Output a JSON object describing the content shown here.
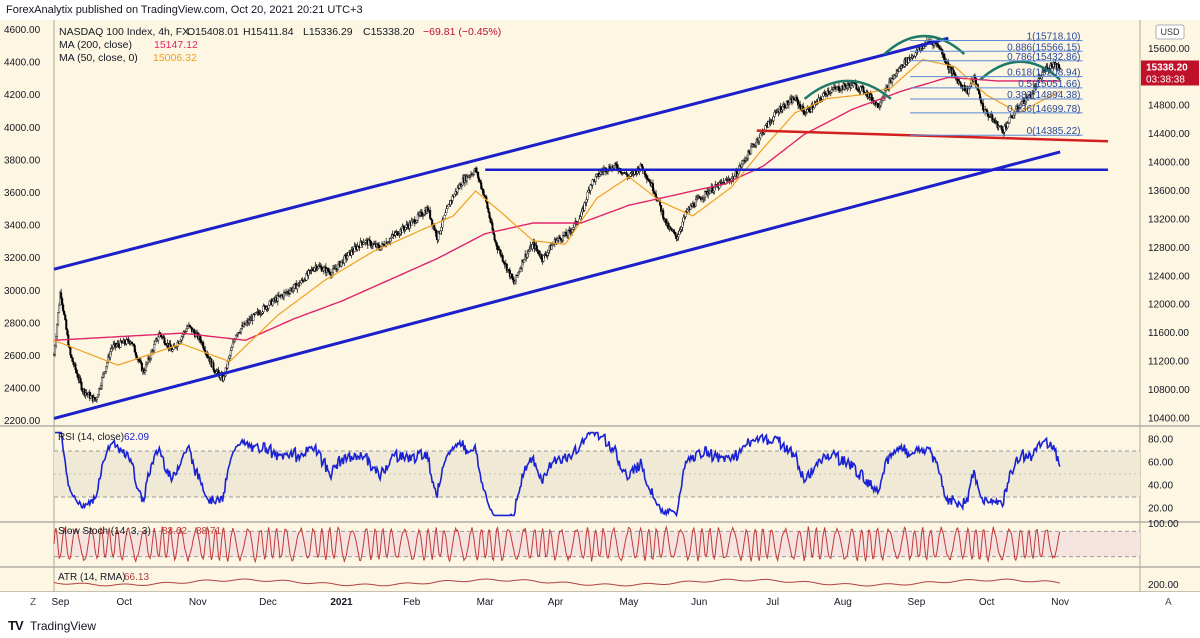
{
  "header": {
    "publisher": "ForexAnalytix published on TradingView.com, Oct 20, 2021 20:21 UTC+3"
  },
  "footer": {
    "logo": "TV",
    "brand": "TradingView"
  },
  "colors": {
    "background": "#fdf6e3",
    "candle": "#000000",
    "ma200": "#e0246a",
    "ma50": "#f0a020",
    "channel": "#1b20c8",
    "support": "#d21f1f",
    "fib": "#5a8ad8",
    "pattern": "#1f7a6a",
    "rsi": "#1a22d4",
    "stoch": "#c03a3a",
    "atr": "#b04040"
  },
  "chart_data": [
    {
      "type": "line",
      "subtype": "candlestick",
      "title": "NASDAQ 100 Index, 4h, FX",
      "ohlc_readout": [
        "O15408.01",
        "H15411.84",
        "L15336.29",
        "C15338.20",
        "−69.81 (−0.45%)"
      ],
      "indicator_labels": [
        {
          "label": "MA (200, close)",
          "value": "15147.12",
          "color": "#e0246a"
        },
        {
          "label": "MA (50, close, 0)",
          "value": "15006.32",
          "color": "#f0a020"
        }
      ],
      "currency": "USD",
      "last_price": "15338.20",
      "countdown": "03:38:38",
      "x_ticks": [
        "Sep",
        "Oct",
        "Nov",
        "Dec",
        "2021",
        "Feb",
        "Mar",
        "Apr",
        "May",
        "Jun",
        "Jul",
        "Aug",
        "Sep",
        "Oct",
        "Nov"
      ],
      "left_ticks": [
        "4600.00",
        "4400.00",
        "4200.00",
        "4000.00",
        "3800.00",
        "3600.00",
        "3400.00",
        "3200.00",
        "3000.00",
        "2800.00",
        "2600.00",
        "2400.00",
        "2200.00"
      ],
      "right_ticks": [
        "15600.00",
        "15200.00",
        "14800.00",
        "14400.00",
        "14000.00",
        "13600.00",
        "13200.00",
        "12800.00",
        "12400.00",
        "12000.00",
        "11600.00",
        "11200.00",
        "10800.00",
        "10400.00"
      ],
      "ylim": [
        10350,
        15950
      ],
      "price_path": [
        [
          0,
          11300
        ],
        [
          2,
          12200
        ],
        [
          5,
          11300
        ],
        [
          9,
          10800
        ],
        [
          13,
          10650
        ],
        [
          18,
          11400
        ],
        [
          24,
          11500
        ],
        [
          28,
          11050
        ],
        [
          33,
          11600
        ],
        [
          37,
          11350
        ],
        [
          42,
          11700
        ],
        [
          46,
          11500
        ],
        [
          50,
          11100
        ],
        [
          53,
          10950
        ],
        [
          57,
          11600
        ],
        [
          63,
          11850
        ],
        [
          67,
          12000
        ],
        [
          72,
          12150
        ],
        [
          77,
          12300
        ],
        [
          82,
          12550
        ],
        [
          87,
          12450
        ],
        [
          92,
          12700
        ],
        [
          97,
          12900
        ],
        [
          102,
          12800
        ],
        [
          107,
          13000
        ],
        [
          112,
          13150
        ],
        [
          117,
          13350
        ],
        [
          120,
          12950
        ],
        [
          124,
          13450
        ],
        [
          128,
          13750
        ],
        [
          132,
          13900
        ],
        [
          135,
          13500
        ],
        [
          138,
          12900
        ],
        [
          141,
          12600
        ],
        [
          144,
          12300
        ],
        [
          147,
          12650
        ],
        [
          150,
          12850
        ],
        [
          153,
          12650
        ],
        [
          157,
          12900
        ],
        [
          161,
          13000
        ],
        [
          165,
          13250
        ],
        [
          168,
          13700
        ],
        [
          172,
          13900
        ],
        [
          176,
          13950
        ],
        [
          180,
          13800
        ],
        [
          184,
          13950
        ],
        [
          188,
          13600
        ],
        [
          192,
          13100
        ],
        [
          195,
          12950
        ],
        [
          198,
          13300
        ],
        [
          201,
          13450
        ],
        [
          205,
          13600
        ],
        [
          209,
          13700
        ],
        [
          213,
          13800
        ],
        [
          217,
          14100
        ],
        [
          222,
          14450
        ],
        [
          227,
          14750
        ],
        [
          232,
          14900
        ],
        [
          235,
          14700
        ],
        [
          238,
          14800
        ],
        [
          242,
          15000
        ],
        [
          246,
          15050
        ],
        [
          250,
          15100
        ],
        [
          254,
          15000
        ],
        [
          258,
          14800
        ],
        [
          262,
          15150
        ],
        [
          266,
          15400
        ],
        [
          270,
          15550
        ],
        [
          274,
          15718
        ],
        [
          277,
          15650
        ],
        [
          280,
          15350
        ],
        [
          283,
          15150
        ],
        [
          286,
          15000
        ],
        [
          288,
          15200
        ],
        [
          291,
          14750
        ],
        [
          294,
          14600
        ],
        [
          297,
          14450
        ],
        [
          300,
          14650
        ],
        [
          303,
          14850
        ],
        [
          306,
          14950
        ],
        [
          310,
          15300
        ],
        [
          313,
          15400
        ],
        [
          315,
          15338
        ]
      ],
      "ma50_path": [
        [
          0,
          11500
        ],
        [
          20,
          11150
        ],
        [
          40,
          11450
        ],
        [
          55,
          11200
        ],
        [
          70,
          11850
        ],
        [
          85,
          12350
        ],
        [
          100,
          12750
        ],
        [
          115,
          13050
        ],
        [
          125,
          13250
        ],
        [
          132,
          13600
        ],
        [
          140,
          13300
        ],
        [
          150,
          12900
        ],
        [
          160,
          12850
        ],
        [
          170,
          13500
        ],
        [
          180,
          13800
        ],
        [
          190,
          13450
        ],
        [
          200,
          13250
        ],
        [
          212,
          13650
        ],
        [
          222,
          14200
        ],
        [
          232,
          14700
        ],
        [
          242,
          14900
        ],
        [
          252,
          14950
        ],
        [
          262,
          15050
        ],
        [
          272,
          15450
        ],
        [
          282,
          15350
        ],
        [
          292,
          14950
        ],
        [
          302,
          14700
        ],
        [
          315,
          15006
        ]
      ],
      "ma200_path": [
        [
          0,
          11500
        ],
        [
          20,
          11550
        ],
        [
          40,
          11600
        ],
        [
          60,
          11500
        ],
        [
          75,
          11800
        ],
        [
          90,
          12050
        ],
        [
          105,
          12350
        ],
        [
          120,
          12650
        ],
        [
          135,
          13000
        ],
        [
          150,
          13150
        ],
        [
          165,
          13150
        ],
        [
          180,
          13400
        ],
        [
          195,
          13550
        ],
        [
          210,
          13700
        ],
        [
          222,
          13950
        ],
        [
          235,
          14400
        ],
        [
          250,
          14750
        ],
        [
          265,
          15000
        ],
        [
          280,
          15200
        ],
        [
          295,
          15150
        ],
        [
          315,
          15147
        ]
      ],
      "channel_upper": [
        [
          0,
          12500
        ],
        [
          280,
          15750
        ]
      ],
      "channel_lower": [
        [
          0,
          10400
        ],
        [
          315,
          14150
        ]
      ],
      "horizontal_line": {
        "y": 13900,
        "x_from": 135,
        "x_to": 330
      },
      "support_line": [
        [
          220,
          14450
        ],
        [
          330,
          14300
        ]
      ],
      "head_shoulders": [
        {
          "x_from": 235,
          "x_to": 262,
          "peak": 15150
        },
        {
          "x_from": 260,
          "x_to": 285,
          "peak": 15780
        },
        {
          "x_from": 290,
          "x_to": 315,
          "peak": 15420
        }
      ],
      "fib_levels": [
        {
          "label": "1(15718.10)",
          "price": 15718.1
        },
        {
          "label": "0.886(15566.15)",
          "price": 15566.15
        },
        {
          "label": "0.786(15432.86)",
          "price": 15432.86
        },
        {
          "label": "0.618(15208.94)",
          "price": 15208.94
        },
        {
          "label": "0.5(15051.66)",
          "price": 15051.66
        },
        {
          "label": "0.382(14894.38)",
          "price": 14894.38
        },
        {
          "label": "0.236(14699.78)",
          "price": 14699.78
        },
        {
          "label": "0(14385.22)",
          "price": 14385.22
        }
      ],
      "fib_x_from": 268,
      "fib_x_to": 322
    },
    {
      "type": "line",
      "title": "RSI (14, close)",
      "value": "62.09",
      "ylim": [
        10,
        90
      ],
      "y_ticks": [
        "80.00",
        "60.00",
        "40.00",
        "20.00"
      ],
      "bands": [
        70,
        30
      ]
    },
    {
      "type": "line",
      "title": "Slow Stoch (14, 3, 3)",
      "values_text": [
        "83.62",
        "88.71"
      ],
      "ylim": [
        0,
        100
      ],
      "y_ticks": [
        "100.00"
      ],
      "bands": [
        80,
        20
      ]
    },
    {
      "type": "line",
      "title": "ATR (14, RMA)",
      "value": "66.13",
      "y_ticks": [
        "200.00"
      ]
    }
  ]
}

====

■ **BRIEF**
Each line above that includes "TradingView" should be shown.

■ **OUTPUT OF THE TASK**
    "publisher": "ForexAnalytix published on TradingView.com, Oct 20, 2021 20:21 UTC+3"
    "brand": "TradingView"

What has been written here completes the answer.